[Task directions]:
Please return the entries, omitting and altering nothing.

[Start of section]

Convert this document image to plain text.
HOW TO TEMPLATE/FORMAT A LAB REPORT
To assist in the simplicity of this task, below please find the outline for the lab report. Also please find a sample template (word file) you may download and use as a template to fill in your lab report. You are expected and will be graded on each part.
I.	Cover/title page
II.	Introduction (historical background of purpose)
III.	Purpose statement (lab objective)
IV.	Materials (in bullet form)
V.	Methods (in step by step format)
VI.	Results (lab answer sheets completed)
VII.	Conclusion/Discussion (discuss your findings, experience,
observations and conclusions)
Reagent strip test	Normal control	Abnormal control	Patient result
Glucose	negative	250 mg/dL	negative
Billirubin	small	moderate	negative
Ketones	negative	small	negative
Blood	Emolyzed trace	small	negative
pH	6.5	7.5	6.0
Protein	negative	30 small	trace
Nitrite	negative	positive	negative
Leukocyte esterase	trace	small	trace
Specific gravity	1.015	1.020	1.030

[End of section]

[Your solution]:
Convert this document image to plain text.
HOW TO TEMPLATE/FORMAT A LAB REPORT
To assist in the simplicity of this task, below please find the outline for the lab report. Also please find a sample template (word file) you may download and use as a template to fill in your lab report. You are expected and will be graded on each part.
I.	Cover/title page
II.	Introduction (historical background of purpose)
III.	Purpose statement (lab objective)
IV.	Materials (in bullet form)
V.	Methods (in step by step format)
VI.	Results (lab answer sheets completed)
VII.	Conclusion/Discussion (discuss your findings, experience,
observations and conclusions)
Reagent strip test	Normal control	Abnormal control	Patient result
Glucose	negative	250 mg/dL	negative
Billirubin	small	moderate	negative
Ketones	negative	small	negative
Blood	Emolyzed trace	small	negative
pH	6.5	7.5	6.0
Protein	negative	30 small	trace
Nitrite	negative	positive	negative
Leukocyte esterase	trace	small	trace
Specific gravity	1.015	1.020	1.030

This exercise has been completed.